**DOCUMENT SECTION:**

──────────

The source of EEG and LFP signals
“Field potentials, although easy to record, are difficult to interpret.”
—Ulla Mitzdorf (Mitzdorf, 1985)
So far, we have used “EEG” as the umbrella term to describe extracellular electrical recordings from the brain. More accurately, the use of the term EEG should perhaps be limited to non-invasive recordings from the scalp, with the term electrocorticogram (ECoG) used to describe recordings made from electrodes placed directly on the cortical surface. Local field potential (LFP) refers to the signal recorded using deeper microelectrodes, located in specific cortical or subcortical layers. LFP signals are typically an order of magnitude larger than their EEG counterparts. This is because the currents are attenuated as they pass through various cortical layers and through the entire thickness of the skull before being recorded as EEG signals, a disparity that had been noted by both Caton and Beck (Caton, 1877; Beck, 1891; Brazier, 1961).

──────────

**WHAT THIS EXERCISE ASKS:**
1/ Answer these questions about the passage on the source of EEG and LFP signals, one line each:
(a) Who is quoted at the start of the passage?
(b) What term is used for recordings made from electrodes placed directly on the cortical surface?
(c) How much larger are LFP signals typically than their EEG counterparts?
2/ Continue the passage on the source of EEG and LFP signals with one more paragraph that follows on from its last sentence.

Records in a dataset:
──────────

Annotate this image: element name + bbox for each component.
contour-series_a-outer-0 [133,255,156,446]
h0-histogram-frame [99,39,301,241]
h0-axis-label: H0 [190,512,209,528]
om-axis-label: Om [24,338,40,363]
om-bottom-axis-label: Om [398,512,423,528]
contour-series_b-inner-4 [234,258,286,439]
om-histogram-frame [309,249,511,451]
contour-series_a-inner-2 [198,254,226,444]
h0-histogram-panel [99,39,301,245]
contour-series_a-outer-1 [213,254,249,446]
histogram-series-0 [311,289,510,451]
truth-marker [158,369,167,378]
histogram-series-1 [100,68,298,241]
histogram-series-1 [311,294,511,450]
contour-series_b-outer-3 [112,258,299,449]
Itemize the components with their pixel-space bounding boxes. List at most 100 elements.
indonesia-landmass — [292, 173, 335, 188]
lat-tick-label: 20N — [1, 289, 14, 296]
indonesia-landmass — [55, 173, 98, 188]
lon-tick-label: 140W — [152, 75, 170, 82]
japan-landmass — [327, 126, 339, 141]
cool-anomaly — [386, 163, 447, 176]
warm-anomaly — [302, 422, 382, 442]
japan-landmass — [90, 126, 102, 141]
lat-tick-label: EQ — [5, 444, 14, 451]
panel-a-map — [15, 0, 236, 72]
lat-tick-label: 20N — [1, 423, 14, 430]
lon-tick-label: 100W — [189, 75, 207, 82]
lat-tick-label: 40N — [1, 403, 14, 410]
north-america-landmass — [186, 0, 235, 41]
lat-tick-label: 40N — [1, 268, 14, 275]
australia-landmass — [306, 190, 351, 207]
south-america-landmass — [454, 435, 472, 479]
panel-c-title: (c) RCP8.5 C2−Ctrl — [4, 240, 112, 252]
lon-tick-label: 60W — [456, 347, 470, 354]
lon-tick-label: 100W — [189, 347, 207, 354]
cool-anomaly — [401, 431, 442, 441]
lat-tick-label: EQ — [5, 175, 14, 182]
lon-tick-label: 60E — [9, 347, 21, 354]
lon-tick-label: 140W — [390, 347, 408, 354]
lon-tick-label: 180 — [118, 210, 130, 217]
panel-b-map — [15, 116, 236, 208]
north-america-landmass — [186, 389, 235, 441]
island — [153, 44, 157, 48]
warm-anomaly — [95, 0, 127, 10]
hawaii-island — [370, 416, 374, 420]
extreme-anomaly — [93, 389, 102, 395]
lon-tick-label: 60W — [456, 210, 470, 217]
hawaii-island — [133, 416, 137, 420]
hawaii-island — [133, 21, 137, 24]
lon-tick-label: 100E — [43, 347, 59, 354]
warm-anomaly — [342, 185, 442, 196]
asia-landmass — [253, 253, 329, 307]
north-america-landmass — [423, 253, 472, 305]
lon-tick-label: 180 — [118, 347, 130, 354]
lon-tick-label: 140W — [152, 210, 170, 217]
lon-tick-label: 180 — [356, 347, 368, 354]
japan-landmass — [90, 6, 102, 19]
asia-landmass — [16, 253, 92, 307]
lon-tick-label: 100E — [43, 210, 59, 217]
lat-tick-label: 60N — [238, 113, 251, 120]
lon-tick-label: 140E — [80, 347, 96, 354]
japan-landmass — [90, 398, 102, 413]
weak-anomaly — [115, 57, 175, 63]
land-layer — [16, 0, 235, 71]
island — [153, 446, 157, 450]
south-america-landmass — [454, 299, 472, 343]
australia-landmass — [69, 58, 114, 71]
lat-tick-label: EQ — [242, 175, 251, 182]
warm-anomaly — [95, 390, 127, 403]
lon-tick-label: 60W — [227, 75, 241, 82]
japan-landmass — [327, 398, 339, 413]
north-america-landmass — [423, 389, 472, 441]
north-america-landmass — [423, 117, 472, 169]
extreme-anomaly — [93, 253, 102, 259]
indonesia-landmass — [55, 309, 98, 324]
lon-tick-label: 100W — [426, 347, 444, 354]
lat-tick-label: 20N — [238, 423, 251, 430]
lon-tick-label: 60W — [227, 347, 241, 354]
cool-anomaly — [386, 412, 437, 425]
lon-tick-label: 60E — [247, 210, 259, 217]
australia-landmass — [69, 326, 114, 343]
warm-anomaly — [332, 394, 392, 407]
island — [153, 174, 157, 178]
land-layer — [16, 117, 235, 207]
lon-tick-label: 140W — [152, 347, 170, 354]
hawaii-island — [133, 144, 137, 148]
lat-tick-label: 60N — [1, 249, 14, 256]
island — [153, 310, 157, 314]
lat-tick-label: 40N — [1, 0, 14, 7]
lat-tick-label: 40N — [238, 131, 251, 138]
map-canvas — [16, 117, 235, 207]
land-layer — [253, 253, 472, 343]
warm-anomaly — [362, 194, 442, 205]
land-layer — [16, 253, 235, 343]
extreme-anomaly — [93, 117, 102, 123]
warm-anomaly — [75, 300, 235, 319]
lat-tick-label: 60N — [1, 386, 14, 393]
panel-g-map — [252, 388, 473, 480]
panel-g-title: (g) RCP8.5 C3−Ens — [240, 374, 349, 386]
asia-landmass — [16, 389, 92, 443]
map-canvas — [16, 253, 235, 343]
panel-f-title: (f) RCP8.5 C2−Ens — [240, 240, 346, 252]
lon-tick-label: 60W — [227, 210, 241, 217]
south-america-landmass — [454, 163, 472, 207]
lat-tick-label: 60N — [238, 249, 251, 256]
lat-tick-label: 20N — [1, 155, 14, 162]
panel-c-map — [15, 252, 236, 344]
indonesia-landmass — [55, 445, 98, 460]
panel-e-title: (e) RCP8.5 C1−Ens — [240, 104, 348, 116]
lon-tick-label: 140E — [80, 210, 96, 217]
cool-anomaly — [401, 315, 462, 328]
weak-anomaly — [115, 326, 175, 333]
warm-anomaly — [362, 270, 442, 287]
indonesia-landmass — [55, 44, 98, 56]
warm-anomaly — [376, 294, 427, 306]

──────────

**RESULTS OF THE EXERCISE:**
1/
(a) Ulla Mitzdorf
(b) Electrocorticogram (ECoG)
(c) An order of magnitude

2/
It is generally believed that the LFP signal reflects the electrical currents associated with synaptic activity in a local population of neurons around the electrode (Renshaw et al., 1940; Mitzdorf, 1985, 1991; Niedermeyer and Lopes da Silva, 2005). An excitatory synaptic input generates a sink, as positively charged ions leave the extracellular space and flow into the cell. This should result in a negative deflection of the LFP on an electrode located near the synapse. Similarly, an inhibitory post-synaptic potential should lead to a source, resulting in a positive deflection of the LFP. However, shunting inhibition should result in zero net current flow, and should therefore be associated with no changes in the LFP.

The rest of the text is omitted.